## BEGIN EXTRACTED ENTRIES
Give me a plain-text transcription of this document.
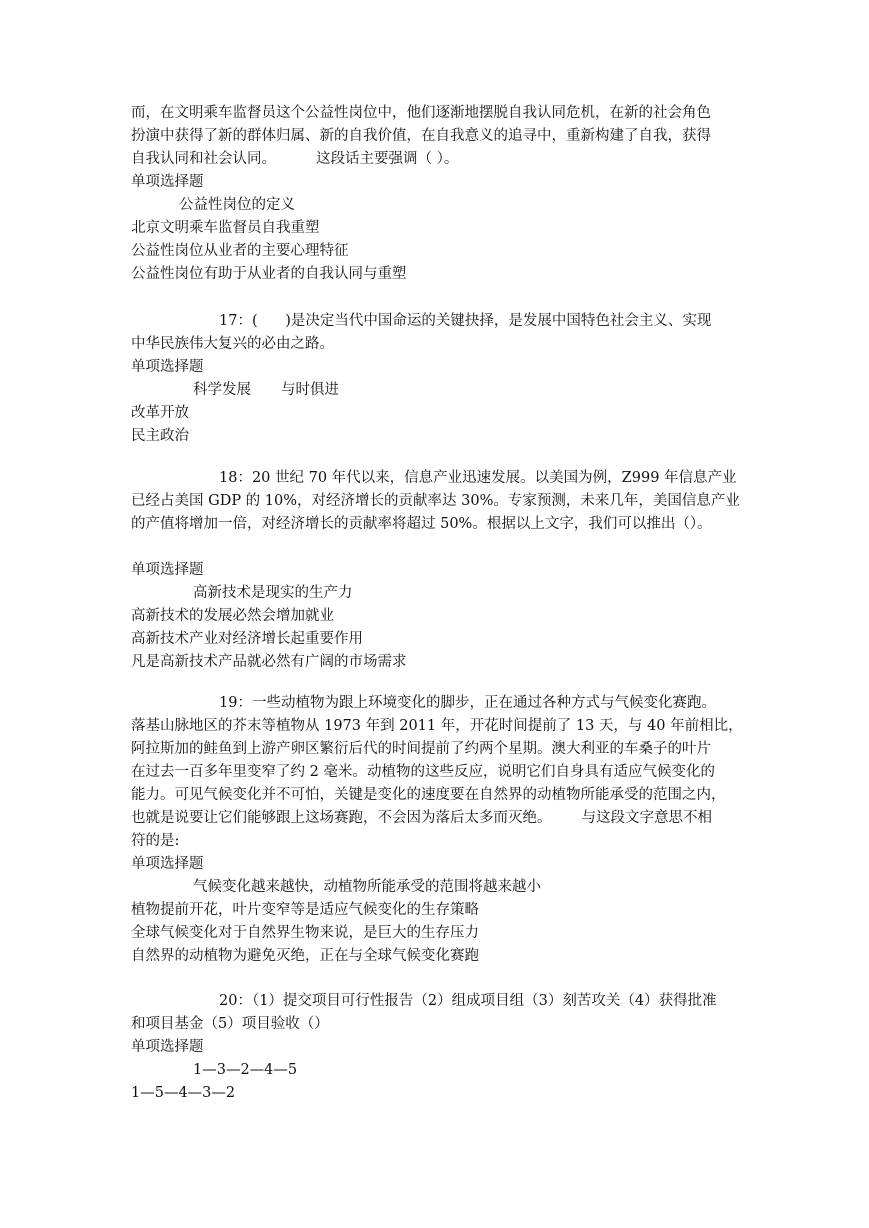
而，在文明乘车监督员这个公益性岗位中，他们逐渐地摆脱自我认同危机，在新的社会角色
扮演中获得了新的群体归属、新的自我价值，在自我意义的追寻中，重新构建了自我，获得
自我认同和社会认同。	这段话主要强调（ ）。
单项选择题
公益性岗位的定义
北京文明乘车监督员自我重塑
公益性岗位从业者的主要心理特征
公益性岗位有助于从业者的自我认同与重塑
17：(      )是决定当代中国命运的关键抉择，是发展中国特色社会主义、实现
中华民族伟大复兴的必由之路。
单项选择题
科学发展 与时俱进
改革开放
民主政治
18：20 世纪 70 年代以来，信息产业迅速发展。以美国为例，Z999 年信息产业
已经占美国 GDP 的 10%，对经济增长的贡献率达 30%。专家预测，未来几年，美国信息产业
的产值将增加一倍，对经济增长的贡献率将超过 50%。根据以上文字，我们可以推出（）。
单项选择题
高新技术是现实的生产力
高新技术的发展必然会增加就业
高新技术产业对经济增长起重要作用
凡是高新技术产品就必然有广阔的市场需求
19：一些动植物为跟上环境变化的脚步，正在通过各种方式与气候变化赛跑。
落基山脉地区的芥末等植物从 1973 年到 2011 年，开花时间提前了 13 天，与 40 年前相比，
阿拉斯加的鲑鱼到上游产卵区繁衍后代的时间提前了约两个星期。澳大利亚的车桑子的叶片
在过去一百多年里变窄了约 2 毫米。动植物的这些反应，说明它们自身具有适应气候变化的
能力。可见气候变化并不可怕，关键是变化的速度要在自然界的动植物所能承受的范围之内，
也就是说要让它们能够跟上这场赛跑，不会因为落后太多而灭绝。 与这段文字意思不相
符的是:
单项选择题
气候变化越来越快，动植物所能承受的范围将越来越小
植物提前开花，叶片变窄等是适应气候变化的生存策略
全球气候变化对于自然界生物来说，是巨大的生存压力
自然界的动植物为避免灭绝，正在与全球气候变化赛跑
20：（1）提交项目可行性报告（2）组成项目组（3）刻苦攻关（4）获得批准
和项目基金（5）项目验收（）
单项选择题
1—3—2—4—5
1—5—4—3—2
## END EXTRACTED ENTRIES
## BEGIN EXTRACTED ENTRIES
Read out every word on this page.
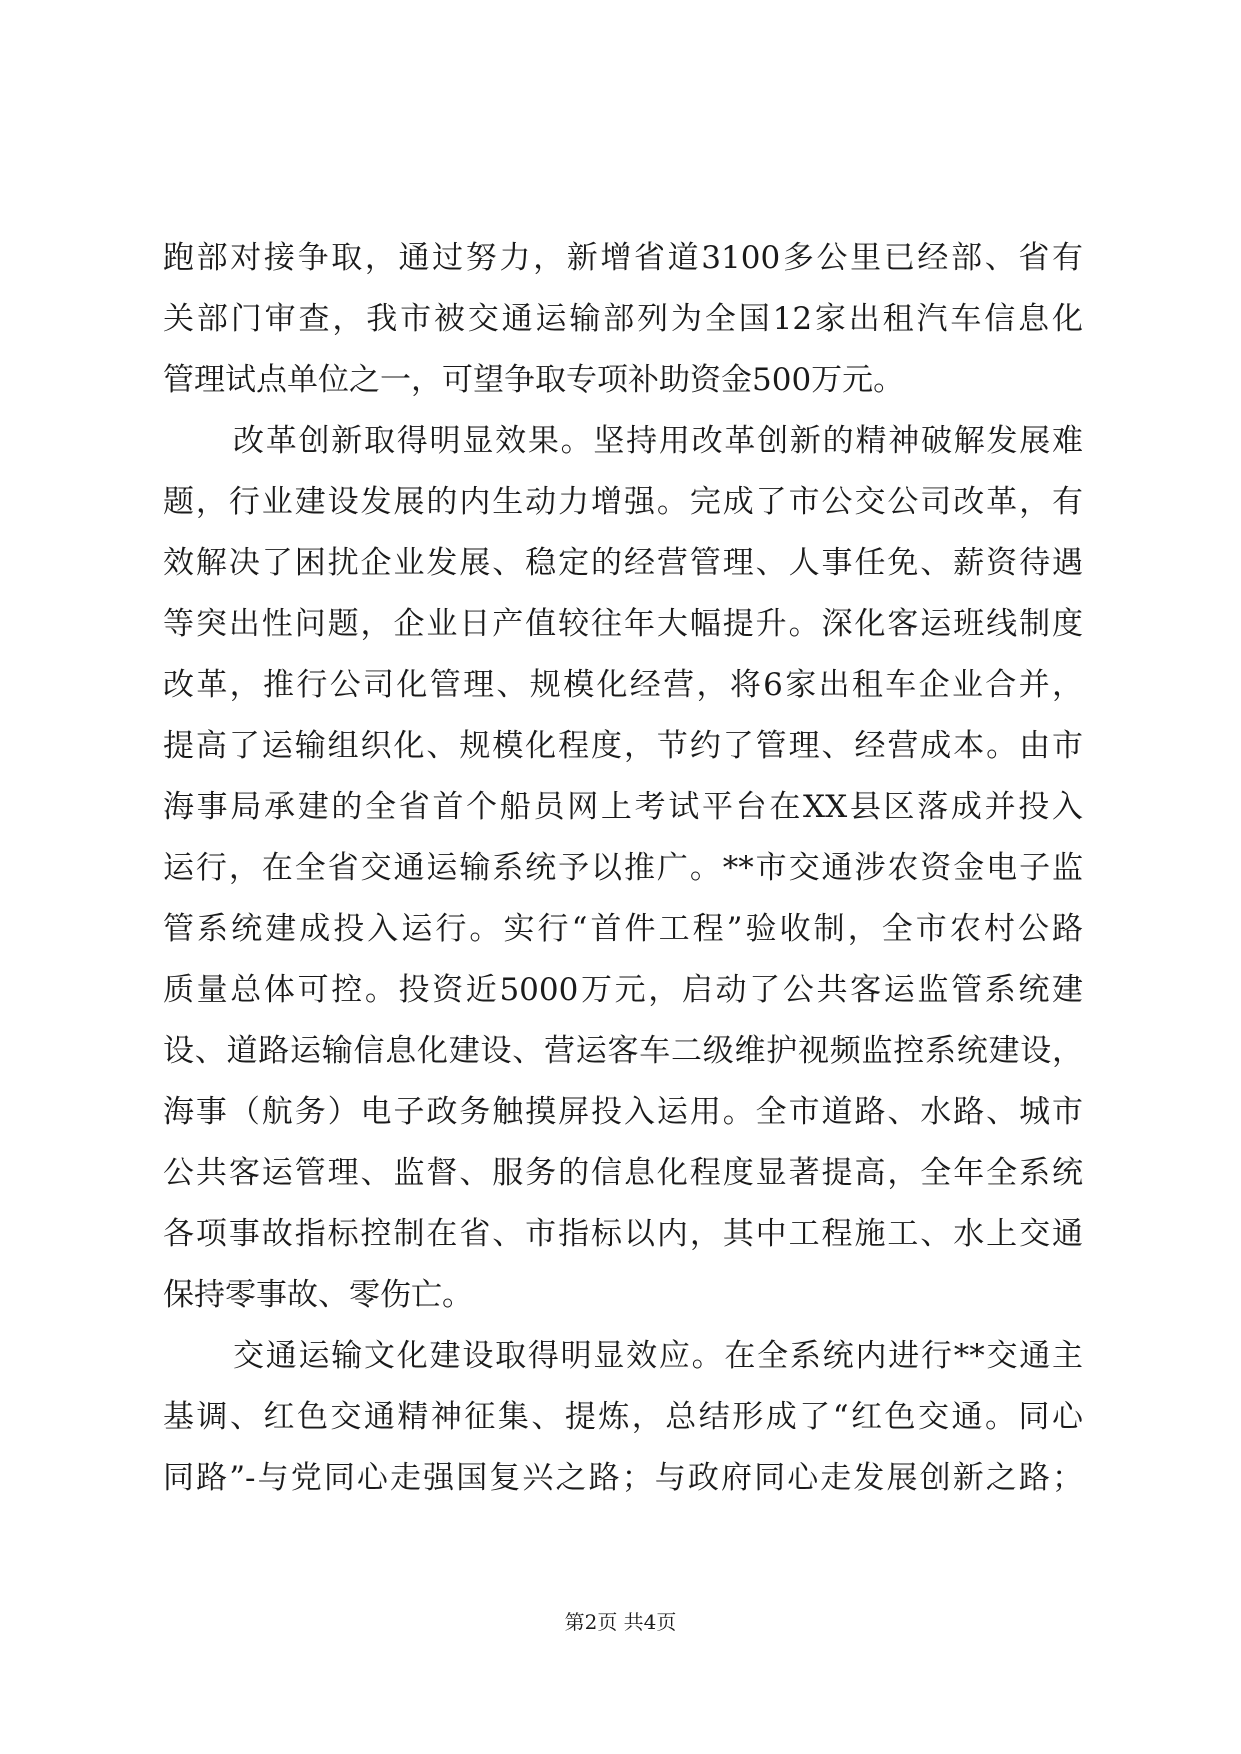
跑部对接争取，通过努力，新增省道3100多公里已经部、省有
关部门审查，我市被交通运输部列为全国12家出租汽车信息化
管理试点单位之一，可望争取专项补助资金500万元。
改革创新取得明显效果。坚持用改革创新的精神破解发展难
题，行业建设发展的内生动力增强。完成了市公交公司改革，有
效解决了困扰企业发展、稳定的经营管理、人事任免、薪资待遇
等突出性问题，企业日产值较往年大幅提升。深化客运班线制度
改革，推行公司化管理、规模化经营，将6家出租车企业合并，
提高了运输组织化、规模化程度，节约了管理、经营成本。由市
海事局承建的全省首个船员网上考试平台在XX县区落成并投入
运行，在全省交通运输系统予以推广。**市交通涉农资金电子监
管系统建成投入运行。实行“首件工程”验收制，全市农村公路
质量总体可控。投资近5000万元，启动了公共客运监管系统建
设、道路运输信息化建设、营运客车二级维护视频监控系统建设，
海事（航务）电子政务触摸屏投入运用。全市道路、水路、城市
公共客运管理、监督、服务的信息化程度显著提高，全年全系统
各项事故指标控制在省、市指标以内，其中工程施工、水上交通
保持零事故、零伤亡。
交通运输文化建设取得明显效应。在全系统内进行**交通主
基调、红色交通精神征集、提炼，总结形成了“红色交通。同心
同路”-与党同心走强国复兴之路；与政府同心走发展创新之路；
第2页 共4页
## END EXTRACTED ENTRIES
_TASK BRIEF_
In the records above, locate every line with the string "this" and copy it.

_THE REPLY_
Give me a plain-text transcription of this document.
Read out every word on this page.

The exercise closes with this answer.